*What the task asks:* Identify each line holding the string "Autor" and copy it.

*Source records:*
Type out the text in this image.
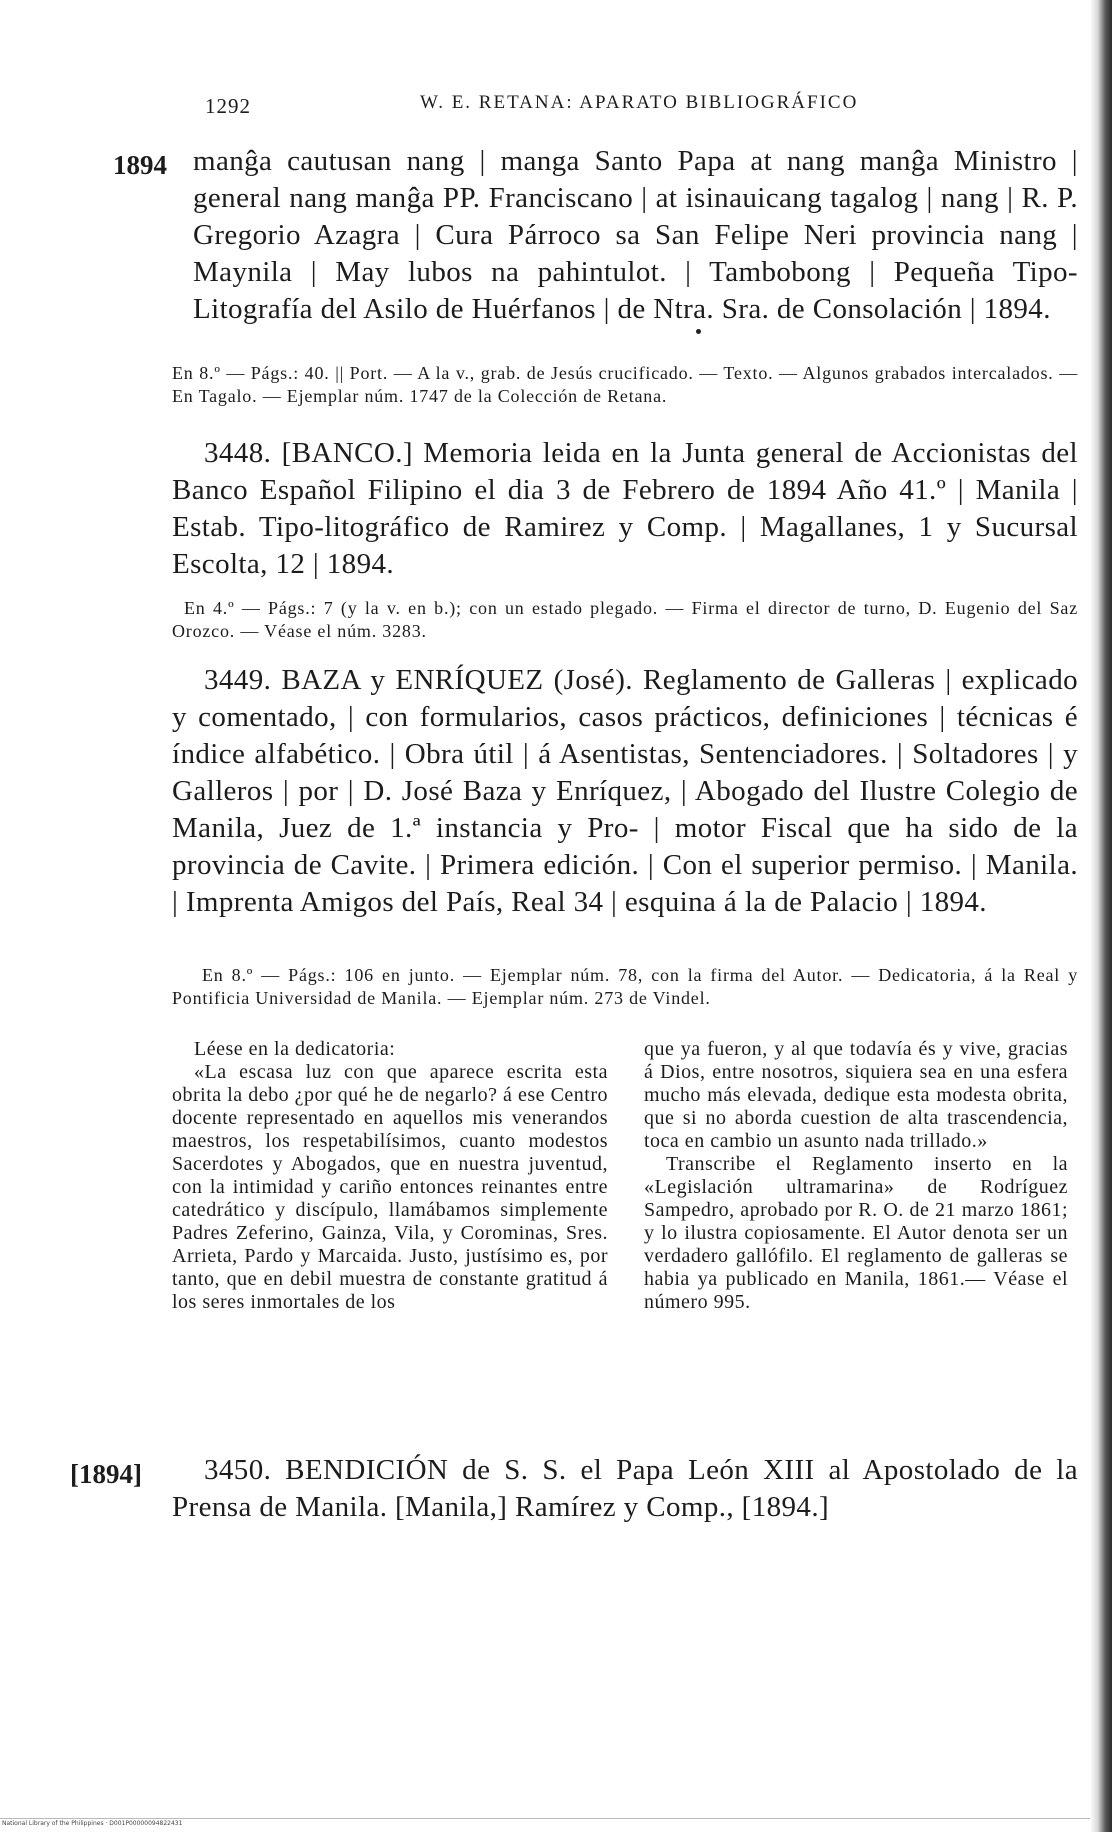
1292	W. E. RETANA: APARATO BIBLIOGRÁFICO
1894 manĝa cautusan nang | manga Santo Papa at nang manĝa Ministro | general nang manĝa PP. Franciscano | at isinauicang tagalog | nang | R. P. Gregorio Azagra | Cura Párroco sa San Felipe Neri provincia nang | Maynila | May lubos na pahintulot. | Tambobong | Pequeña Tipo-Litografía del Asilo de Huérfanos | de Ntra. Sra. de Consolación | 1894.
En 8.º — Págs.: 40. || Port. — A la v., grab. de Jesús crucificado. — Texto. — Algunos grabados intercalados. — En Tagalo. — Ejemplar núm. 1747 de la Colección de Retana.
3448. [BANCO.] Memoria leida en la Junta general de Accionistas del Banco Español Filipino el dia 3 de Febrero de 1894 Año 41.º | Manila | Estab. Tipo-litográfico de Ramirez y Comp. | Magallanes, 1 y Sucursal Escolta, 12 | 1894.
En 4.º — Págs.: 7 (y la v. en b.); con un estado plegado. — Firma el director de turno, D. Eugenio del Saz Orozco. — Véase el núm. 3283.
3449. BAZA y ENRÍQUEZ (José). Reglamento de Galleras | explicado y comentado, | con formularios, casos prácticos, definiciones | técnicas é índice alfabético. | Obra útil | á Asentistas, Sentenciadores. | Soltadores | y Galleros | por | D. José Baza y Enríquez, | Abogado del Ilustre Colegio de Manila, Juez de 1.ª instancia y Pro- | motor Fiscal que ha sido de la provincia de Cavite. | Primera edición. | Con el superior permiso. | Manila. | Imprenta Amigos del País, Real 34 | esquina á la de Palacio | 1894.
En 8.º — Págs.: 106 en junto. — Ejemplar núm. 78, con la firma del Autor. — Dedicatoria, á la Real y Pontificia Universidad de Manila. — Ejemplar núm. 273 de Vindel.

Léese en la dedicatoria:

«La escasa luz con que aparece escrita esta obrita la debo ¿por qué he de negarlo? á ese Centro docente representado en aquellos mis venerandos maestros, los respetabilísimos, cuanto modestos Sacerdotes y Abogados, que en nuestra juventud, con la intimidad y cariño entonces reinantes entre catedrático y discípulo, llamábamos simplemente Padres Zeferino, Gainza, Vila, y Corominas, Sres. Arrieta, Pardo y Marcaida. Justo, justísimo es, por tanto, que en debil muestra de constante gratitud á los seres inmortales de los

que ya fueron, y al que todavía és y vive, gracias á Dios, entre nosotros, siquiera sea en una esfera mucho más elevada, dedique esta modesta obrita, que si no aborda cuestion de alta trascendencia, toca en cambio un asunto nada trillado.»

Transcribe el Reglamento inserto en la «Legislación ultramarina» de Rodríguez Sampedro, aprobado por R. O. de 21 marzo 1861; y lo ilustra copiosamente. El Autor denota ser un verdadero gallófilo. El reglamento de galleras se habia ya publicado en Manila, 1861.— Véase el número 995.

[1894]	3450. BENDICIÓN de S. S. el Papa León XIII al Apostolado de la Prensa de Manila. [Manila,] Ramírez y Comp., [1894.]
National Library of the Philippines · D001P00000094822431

==

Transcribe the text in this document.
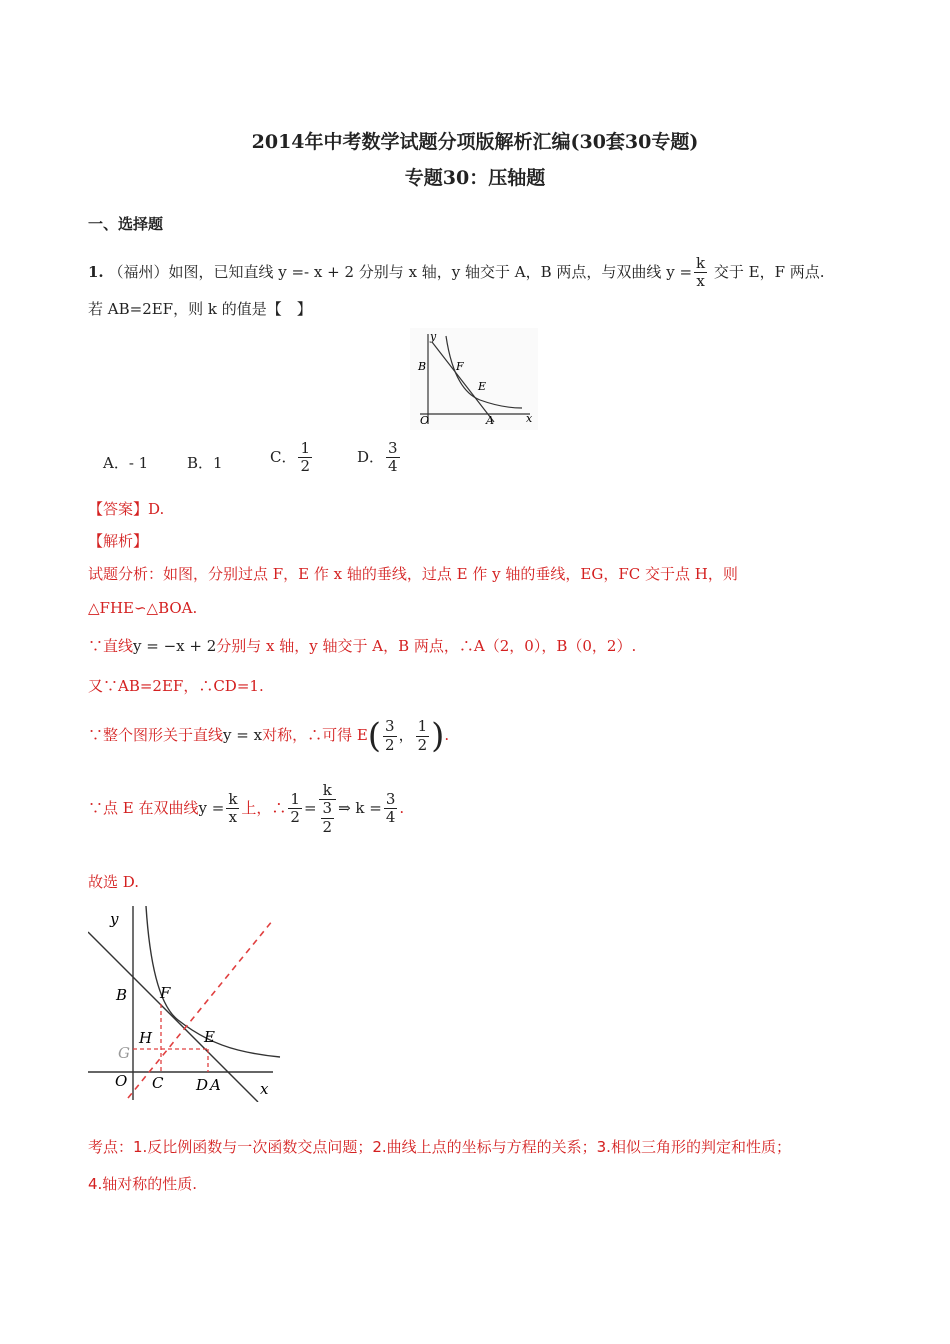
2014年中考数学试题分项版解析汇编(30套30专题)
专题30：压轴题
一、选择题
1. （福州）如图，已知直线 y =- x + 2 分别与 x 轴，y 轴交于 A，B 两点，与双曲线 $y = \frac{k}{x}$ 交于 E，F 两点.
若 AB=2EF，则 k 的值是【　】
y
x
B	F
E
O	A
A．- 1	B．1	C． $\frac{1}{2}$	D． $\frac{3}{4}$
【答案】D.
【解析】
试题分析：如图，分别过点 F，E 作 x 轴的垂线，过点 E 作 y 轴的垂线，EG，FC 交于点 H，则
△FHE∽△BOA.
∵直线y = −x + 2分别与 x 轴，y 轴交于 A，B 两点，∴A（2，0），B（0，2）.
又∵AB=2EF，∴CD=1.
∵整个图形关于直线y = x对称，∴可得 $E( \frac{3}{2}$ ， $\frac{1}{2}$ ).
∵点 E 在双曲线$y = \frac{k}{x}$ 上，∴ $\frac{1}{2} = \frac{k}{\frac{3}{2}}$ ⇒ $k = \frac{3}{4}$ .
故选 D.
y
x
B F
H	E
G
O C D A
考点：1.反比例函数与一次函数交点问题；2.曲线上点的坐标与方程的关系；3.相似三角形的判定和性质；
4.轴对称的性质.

* * *

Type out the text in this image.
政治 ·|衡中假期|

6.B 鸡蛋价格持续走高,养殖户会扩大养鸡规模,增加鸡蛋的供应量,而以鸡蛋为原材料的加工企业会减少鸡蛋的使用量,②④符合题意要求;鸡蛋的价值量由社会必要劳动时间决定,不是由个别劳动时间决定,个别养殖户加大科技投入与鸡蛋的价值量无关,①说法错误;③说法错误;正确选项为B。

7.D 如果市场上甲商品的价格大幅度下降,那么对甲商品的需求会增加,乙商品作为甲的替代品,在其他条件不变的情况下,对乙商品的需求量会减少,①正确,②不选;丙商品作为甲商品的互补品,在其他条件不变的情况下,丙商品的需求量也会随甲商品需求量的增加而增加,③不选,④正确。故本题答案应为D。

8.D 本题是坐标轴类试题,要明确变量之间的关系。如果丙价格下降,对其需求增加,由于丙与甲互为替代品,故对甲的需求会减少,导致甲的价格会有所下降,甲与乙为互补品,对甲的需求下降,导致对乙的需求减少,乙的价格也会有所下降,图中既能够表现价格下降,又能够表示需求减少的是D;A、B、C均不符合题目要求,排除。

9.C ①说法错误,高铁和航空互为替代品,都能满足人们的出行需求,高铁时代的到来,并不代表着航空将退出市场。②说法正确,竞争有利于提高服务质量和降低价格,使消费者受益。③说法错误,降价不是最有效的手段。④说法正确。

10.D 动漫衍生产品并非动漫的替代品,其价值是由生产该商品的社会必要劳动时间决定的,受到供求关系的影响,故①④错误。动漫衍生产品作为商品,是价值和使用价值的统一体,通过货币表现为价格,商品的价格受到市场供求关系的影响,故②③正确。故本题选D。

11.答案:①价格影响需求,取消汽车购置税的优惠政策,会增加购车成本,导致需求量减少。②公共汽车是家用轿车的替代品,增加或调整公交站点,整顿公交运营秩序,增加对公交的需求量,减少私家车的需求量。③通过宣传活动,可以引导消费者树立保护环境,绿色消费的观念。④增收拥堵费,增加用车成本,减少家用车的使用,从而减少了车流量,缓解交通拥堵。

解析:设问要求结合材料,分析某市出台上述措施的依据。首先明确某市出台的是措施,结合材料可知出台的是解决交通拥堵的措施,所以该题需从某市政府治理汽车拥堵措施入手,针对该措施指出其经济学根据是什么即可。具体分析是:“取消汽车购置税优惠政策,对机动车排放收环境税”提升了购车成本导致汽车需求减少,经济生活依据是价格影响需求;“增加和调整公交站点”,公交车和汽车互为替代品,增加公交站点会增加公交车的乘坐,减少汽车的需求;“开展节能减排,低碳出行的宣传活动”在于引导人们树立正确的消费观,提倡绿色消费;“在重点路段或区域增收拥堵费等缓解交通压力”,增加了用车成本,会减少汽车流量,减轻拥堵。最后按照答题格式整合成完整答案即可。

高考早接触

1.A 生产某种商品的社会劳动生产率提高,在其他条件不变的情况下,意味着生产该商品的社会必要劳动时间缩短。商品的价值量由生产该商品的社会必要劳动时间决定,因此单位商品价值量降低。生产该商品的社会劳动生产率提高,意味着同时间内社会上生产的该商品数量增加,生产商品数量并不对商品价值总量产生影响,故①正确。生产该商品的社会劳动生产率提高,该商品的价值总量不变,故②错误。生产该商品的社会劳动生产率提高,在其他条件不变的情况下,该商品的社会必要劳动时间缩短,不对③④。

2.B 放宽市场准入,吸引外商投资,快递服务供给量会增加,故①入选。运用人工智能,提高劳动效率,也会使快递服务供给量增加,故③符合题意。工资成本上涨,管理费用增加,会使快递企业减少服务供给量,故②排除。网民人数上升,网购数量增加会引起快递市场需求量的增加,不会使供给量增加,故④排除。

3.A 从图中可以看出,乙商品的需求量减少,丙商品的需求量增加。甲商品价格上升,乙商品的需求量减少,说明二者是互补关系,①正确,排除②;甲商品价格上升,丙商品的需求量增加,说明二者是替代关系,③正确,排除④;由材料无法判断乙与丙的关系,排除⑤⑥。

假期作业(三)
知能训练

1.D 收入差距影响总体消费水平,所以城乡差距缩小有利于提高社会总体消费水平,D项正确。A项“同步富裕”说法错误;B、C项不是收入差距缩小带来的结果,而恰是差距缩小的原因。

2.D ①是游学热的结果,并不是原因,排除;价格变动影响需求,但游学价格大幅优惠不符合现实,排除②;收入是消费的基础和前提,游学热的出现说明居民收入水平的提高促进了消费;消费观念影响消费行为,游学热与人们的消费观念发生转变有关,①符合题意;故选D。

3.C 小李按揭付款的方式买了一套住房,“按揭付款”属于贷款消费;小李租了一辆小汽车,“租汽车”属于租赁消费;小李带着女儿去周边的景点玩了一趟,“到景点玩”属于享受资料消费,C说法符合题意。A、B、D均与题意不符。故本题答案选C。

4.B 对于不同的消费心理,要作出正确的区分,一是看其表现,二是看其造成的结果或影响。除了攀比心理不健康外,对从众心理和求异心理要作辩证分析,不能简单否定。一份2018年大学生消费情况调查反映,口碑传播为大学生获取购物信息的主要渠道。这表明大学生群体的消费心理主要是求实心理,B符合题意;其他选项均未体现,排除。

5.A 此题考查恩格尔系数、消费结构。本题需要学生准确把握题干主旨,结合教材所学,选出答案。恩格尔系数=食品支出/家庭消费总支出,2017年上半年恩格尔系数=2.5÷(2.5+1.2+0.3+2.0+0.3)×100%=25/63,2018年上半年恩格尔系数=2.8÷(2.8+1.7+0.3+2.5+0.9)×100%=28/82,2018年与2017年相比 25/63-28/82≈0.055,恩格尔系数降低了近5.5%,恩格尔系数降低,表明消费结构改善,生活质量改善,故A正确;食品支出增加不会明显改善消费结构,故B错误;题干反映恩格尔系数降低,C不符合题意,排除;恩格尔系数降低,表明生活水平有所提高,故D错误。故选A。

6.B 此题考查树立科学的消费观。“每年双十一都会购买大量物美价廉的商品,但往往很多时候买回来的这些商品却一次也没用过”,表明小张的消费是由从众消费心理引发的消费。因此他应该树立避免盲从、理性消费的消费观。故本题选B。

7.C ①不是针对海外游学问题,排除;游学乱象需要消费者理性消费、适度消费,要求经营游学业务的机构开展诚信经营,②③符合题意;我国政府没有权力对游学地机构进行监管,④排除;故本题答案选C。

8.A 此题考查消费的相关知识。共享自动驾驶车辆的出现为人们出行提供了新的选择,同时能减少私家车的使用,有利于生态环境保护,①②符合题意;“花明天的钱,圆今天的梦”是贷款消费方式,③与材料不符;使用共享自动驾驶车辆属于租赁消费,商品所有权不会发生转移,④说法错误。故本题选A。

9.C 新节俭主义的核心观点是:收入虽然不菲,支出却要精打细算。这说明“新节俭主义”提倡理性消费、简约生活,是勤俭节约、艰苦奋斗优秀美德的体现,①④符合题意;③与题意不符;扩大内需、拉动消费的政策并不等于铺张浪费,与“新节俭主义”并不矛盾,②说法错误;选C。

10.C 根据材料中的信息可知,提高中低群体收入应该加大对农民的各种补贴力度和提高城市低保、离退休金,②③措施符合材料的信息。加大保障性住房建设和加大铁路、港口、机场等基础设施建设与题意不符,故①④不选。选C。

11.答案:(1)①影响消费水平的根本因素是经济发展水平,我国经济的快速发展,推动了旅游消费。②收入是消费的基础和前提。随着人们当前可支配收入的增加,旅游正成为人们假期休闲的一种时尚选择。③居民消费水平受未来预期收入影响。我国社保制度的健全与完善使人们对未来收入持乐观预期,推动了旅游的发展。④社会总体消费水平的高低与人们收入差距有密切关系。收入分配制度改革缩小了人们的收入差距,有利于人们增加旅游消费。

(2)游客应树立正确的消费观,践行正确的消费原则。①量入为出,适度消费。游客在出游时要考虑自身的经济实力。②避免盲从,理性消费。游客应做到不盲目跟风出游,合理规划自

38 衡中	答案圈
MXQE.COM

*The output:*
En 8.º — Págs.: 106 en junto. — Ejemplar núm. 78, con la firma del Autor. — Dedicatoria, á la Real y Pontificia Universidad de Manila. — Ejemplar núm. 273 de Vindel.
Transcribe el Reglamento inserto en la «Legislación ultramarina» de Rodríguez Sampedro, aprobado por R. O. de 21 marzo 1861; y lo ilustra copiosamente. El Autor denota ser un verdadero gallófilo. El reglamento de galleras se habia ya publicado en Manila, 1861.— Véase el número 995.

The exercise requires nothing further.